Leave the pictures out. Return all other data exactly.

** Start of INPUT DATA **

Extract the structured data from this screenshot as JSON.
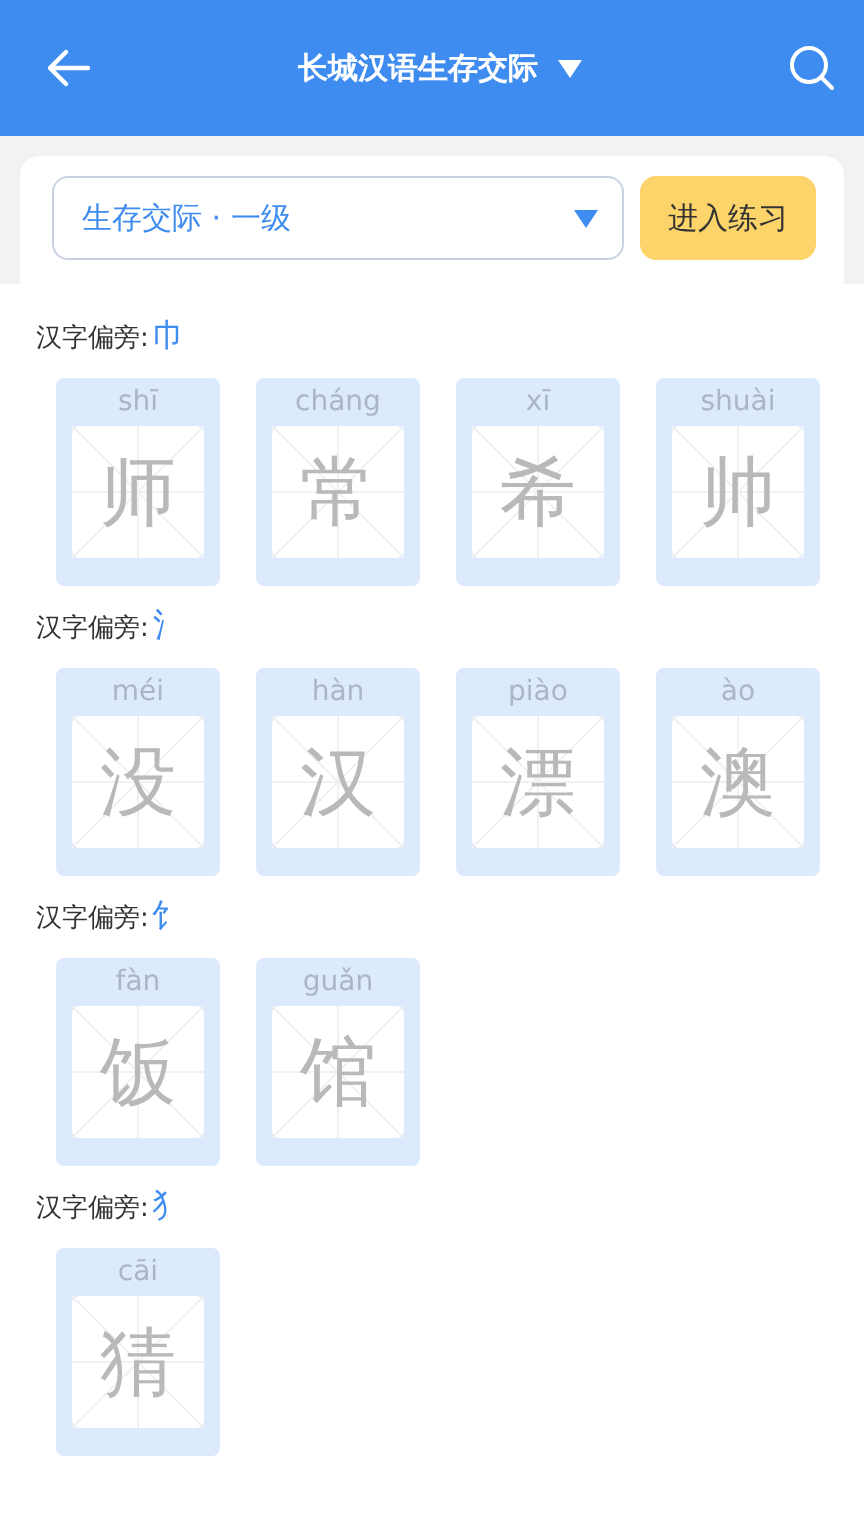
{
  "header": {
    "title": "长城汉语生存交际"
  },
  "selector": {
    "value": "生存交际 · 一级",
    "button": "进入练习"
  },
  "groups": [
    {
      "label": "汉字偏旁:",
      "radical": "巾",
      "characters": [
        {
          "pinyin": "shī",
          "hanzi": "师"
        },
        {
          "pinyin": "cháng",
          "hanzi": "常"
        },
        {
          "pinyin": "xī",
          "hanzi": "希"
        },
        {
          "pinyin": "shuài",
          "hanzi": "帅"
        }
      ]
    },
    {
      "label": "汉字偏旁:",
      "radical": "氵",
      "characters": [
        {
          "pinyin": "méi",
          "hanzi": "没"
        },
        {
          "pinyin": "hàn",
          "hanzi": "汉"
        },
        {
          "pinyin": "piào",
          "hanzi": "漂"
        },
        {
          "pinyin": "ào",
          "hanzi": "澳"
        }
      ]
    },
    {
      "label": "汉字偏旁:",
      "radical": "饣",
      "characters": [
        {
          "pinyin": "fàn",
          "hanzi": "饭"
        },
        {
          "pinyin": "guǎn",
          "hanzi": "馆"
        }
      ]
    },
    {
      "label": "汉字偏旁:",
      "radical": "犭",
      "characters": [
        {
          "pinyin": "cāi",
          "hanzi": "猜"
        }
      ]
    }
  ]
}
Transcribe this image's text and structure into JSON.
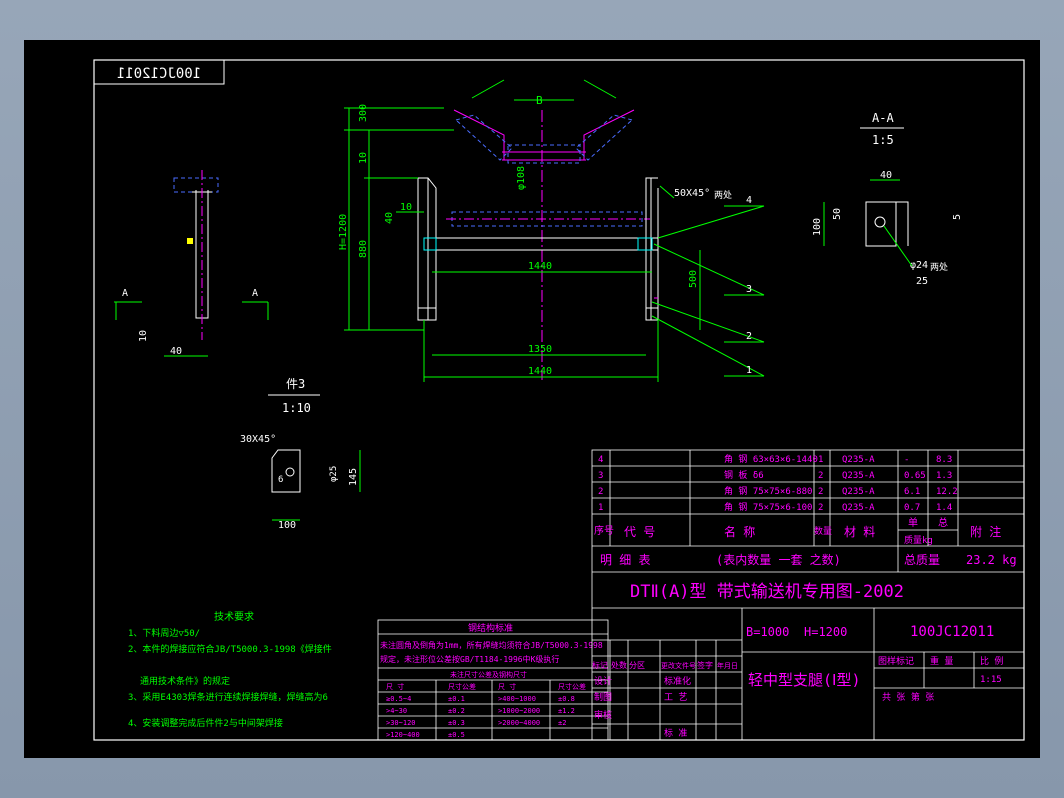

** End of INPUT DATA **

PROBLEM SOLUTION:
Extract the structured data from this screenshot as JSON.
{
  "header": {
    "title": "长城汉语生存交际"
  },
  "selector": {
    "value": "生存交际 · 一级",
    "button": "进入练习"
  },
  "groups": [
    {
      "label": "汉字偏旁:",
      "radical": "巾",
      "characters": [
        {
          "pinyin": "shī",
          "hanzi": "师"
        },
        {
          "pinyin": "cháng",
          "hanzi": "常"
        },
        {
          "pinyin": "xī",
          "hanzi": "希"
        },
        {
          "pinyin": "shuài",
          "hanzi": "帅"
        }
      ]
    },
    {
      "label": "汉字偏旁:",
      "radical": "氵",
      "characters": [
        {
          "pinyin": "méi",
          "hanzi": "没"
        },
        {
          "pinyin": "hàn",
          "hanzi": "汉"
        },
        {
          "pinyin": "piào",
          "hanzi": "漂"
        },
        {
          "pinyin": "ào",
          "hanzi": "澳"
        }
      ]
    },
    {
      "label": "汉字偏旁:",
      "radical": "饣",
      "characters": [
        {
          "pinyin": "fàn",
          "hanzi": "饭"
        },
        {
          "pinyin": "guǎn",
          "hanzi": "馆"
        }
      ]
    },
    {
      "label": "汉字偏旁:",
      "radical": "犭",
      "characters": [
        {
          "pinyin": "cāi",
          "hanzi": "猜"
        }
      ]
    }
  ]
}
Transcribe this image's text and structure into JSON.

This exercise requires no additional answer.